-- start --
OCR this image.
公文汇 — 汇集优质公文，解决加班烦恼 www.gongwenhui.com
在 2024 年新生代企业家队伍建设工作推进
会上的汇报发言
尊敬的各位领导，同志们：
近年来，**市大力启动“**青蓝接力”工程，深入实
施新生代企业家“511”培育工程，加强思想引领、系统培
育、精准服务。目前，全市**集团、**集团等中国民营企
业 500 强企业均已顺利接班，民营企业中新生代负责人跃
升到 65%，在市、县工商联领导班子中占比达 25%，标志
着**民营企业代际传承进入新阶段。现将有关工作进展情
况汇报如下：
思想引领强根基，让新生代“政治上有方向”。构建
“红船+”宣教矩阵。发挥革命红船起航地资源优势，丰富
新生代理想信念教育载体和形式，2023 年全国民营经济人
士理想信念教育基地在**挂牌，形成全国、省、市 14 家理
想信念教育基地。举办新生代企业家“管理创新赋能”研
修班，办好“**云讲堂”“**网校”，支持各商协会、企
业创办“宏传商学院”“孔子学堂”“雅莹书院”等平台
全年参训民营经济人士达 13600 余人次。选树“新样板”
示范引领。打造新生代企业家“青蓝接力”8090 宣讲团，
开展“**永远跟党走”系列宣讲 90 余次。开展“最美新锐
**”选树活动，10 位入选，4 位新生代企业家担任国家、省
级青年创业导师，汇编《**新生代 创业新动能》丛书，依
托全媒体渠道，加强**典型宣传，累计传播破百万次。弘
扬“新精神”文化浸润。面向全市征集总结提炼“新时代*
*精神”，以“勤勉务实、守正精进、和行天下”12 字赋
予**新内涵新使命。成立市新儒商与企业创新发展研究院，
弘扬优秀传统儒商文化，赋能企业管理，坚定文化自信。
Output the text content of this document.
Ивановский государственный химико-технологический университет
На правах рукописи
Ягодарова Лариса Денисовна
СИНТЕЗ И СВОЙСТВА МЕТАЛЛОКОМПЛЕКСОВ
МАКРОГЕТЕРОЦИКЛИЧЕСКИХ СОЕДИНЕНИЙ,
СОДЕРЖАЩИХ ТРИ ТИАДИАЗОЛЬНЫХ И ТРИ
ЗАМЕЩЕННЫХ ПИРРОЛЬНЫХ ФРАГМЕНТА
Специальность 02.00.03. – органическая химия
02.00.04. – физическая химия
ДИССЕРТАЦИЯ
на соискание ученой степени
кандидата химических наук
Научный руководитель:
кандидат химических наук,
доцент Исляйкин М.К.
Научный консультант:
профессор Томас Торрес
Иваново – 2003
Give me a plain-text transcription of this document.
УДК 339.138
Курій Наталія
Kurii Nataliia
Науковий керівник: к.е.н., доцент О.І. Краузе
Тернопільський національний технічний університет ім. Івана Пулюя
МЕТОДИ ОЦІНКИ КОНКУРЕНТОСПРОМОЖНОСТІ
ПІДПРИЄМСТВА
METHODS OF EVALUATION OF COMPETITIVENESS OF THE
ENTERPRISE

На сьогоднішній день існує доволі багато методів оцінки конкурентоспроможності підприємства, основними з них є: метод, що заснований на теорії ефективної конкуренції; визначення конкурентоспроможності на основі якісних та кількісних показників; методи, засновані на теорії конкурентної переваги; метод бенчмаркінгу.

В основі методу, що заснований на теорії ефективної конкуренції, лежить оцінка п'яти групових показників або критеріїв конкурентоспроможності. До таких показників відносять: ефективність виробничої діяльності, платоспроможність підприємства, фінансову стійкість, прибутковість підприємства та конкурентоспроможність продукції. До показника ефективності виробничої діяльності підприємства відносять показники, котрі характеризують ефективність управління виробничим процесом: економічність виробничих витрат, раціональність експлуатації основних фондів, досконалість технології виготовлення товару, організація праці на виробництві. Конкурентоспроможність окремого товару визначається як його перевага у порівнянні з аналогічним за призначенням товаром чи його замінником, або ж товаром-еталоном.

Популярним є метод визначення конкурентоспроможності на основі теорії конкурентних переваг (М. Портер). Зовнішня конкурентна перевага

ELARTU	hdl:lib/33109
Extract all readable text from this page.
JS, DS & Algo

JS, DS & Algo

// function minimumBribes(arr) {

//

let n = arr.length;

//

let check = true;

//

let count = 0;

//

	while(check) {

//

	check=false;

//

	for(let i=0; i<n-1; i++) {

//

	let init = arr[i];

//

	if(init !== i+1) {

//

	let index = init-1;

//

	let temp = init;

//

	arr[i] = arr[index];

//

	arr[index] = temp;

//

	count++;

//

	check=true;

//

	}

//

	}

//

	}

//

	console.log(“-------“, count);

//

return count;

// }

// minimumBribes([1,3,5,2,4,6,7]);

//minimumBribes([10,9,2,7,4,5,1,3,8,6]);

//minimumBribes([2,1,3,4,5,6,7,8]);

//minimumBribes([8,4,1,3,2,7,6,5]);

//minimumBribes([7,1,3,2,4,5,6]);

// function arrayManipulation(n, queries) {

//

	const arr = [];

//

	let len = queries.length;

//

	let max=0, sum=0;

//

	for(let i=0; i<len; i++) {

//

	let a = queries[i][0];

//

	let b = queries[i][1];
-- end --
DIRECTIONS: The full set of records should be duplicated exactly.

RESULT:
OCR this image.
公文汇 — 汇集优质公文，解决加班烦恼 www.gongwenhui.com
在 2024 年新生代企业家队伍建设工作推进
会上的汇报发言
尊敬的各位领导，同志们：
近年来，**市大力启动“**青蓝接力”工程，深入实
施新生代企业家“511”培育工程，加强思想引领、系统培
育、精准服务。目前，全市**集团、**集团等中国民营企
业 500 强企业均已顺利接班，民营企业中新生代负责人跃
升到 65%，在市、县工商联领导班子中占比达 25%，标志
着**民营企业代际传承进入新阶段。现将有关工作进展情
况汇报如下：
思想引领强根基，让新生代“政治上有方向”。构建
“红船+”宣教矩阵。发挥革命红船起航地资源优势，丰富
新生代理想信念教育载体和形式，2023 年全国民营经济人
士理想信念教育基地在**挂牌，形成全国、省、市 14 家理
想信念教育基地。举办新生代企业家“管理创新赋能”研
修班，办好“**云讲堂”“**网校”，支持各商协会、企
业创办“宏传商学院”“孔子学堂”“雅莹书院”等平台
全年参训民营经济人士达 13600 余人次。选树“新样板”
示范引领。打造新生代企业家“青蓝接力”8090 宣讲团，
开展“**永远跟党走”系列宣讲 90 余次。开展“最美新锐
**”选树活动，10 位入选，4 位新生代企业家担任国家、省
级青年创业导师，汇编《**新生代 创业新动能》丛书，依
托全媒体渠道，加强**典型宣传，累计传播破百万次。弘
扬“新精神”文化浸润。面向全市征集总结提炼“新时代*
*精神”，以“勤勉务实、守正精进、和行天下”12 字赋
予**新内涵新使命。成立市新儒商与企业创新发展研究院，
弘扬优秀传统儒商文化，赋能企业管理，坚定文化自信。
Output the text content of this document.
Ивановский государственный химико-технологический университет
На правах рукописи
Ягодарова Лариса Денисовна
СИНТЕЗ И СВОЙСТВА МЕТАЛЛОКОМПЛЕКСОВ
МАКРОГЕТЕРОЦИКЛИЧЕСКИХ СОЕДИНЕНИЙ,
СОДЕРЖАЩИХ ТРИ ТИАДИАЗОЛЬНЫХ И ТРИ
ЗАМЕЩЕННЫХ ПИРРОЛЬНЫХ ФРАГМЕНТА
Специальность 02.00.03. – органическая химия
02.00.04. – физическая химия
ДИССЕРТАЦИЯ
на соискание ученой степени
кандидата химических наук
Научный руководитель:
кандидат химических наук,
доцент Исляйкин М.К.
Научный консультант:
профессор Томас Торрес
Иваново – 2003
Give me a plain-text transcription of this document.
УДК 339.138
Курій Наталія
Kurii Nataliia
Науковий керівник: к.е.н., доцент О.І. Краузе
Тернопільський національний технічний університет ім. Івана Пулюя
МЕТОДИ ОЦІНКИ КОНКУРЕНТОСПРОМОЖНОСТІ
ПІДПРИЄМСТВА
METHODS OF EVALUATION OF COMPETITIVENESS OF THE
ENTERPRISE

На сьогоднішній день існує доволі багато методів оцінки конкурентоспроможності підприємства, основними з них є: метод, що заснований на теорії ефективної конкуренції; визначення конкурентоспроможності на основі якісних та кількісних показників; методи, засновані на теорії конкурентної переваги; метод бенчмаркінгу.

В основі методу, що заснований на теорії ефективної конкуренції, лежить оцінка п'яти групових показників або критеріїв конкурентоспроможності. До таких показників відносять: ефективність виробничої діяльності, платоспроможність підприємства, фінансову стійкість, прибутковість підприємства та конкурентоспроможність продукції. До показника ефективності виробничої діяльності підприємства відносять показники, котрі характеризують ефективність управління виробничим процесом: економічність виробничих витрат, раціональність експлуатації основних фондів, досконалість технології виготовлення товару, організація праці на виробництві. Конкурентоспроможність окремого товару визначається як його перевага у порівнянні з аналогічним за призначенням товаром чи його замінником, або ж товаром-еталоном.

Популярним є метод визначення конкурентоспроможності на основі теорії конкурентних переваг (М. Портер). Зовнішня конкурентна перевага

ELARTU	hdl:lib/33109
Extract all readable text from this page.
JS, DS & Algo

JS, DS & Algo

// function minimumBribes(arr) {

//

let n = arr.length;

//

let check = true;

//

let count = 0;

//

	while(check) {

//

	check=false;

//

	for(let i=0; i<n-1; i++) {

//

	let init = arr[i];

//

	if(init !== i+1) {

//

	let index = init-1;

//

	let temp = init;

//

	arr[i] = arr[index];

//

	arr[index] = temp;

//

	count++;

//

	check=true;

//

	}

//

	}

//

	}

//

	console.log(“-------“, count);

//

return count;

// }

// minimumBribes([1,3,5,2,4,6,7]);

//minimumBribes([10,9,2,7,4,5,1,3,8,6]);

//minimumBribes([2,1,3,4,5,6,7,8]);

//minimumBribes([8,4,1,3,2,7,6,5]);

//minimumBribes([7,1,3,2,4,5,6]);

// function arrayManipulation(n, queries) {

//

	const arr = [];

//

	let len = queries.length;

//

	let max=0, sum=0;

//

	for(let i=0; i<len; i++) {

//

	let a = queries[i][0];

//

	let b = queries[i][1];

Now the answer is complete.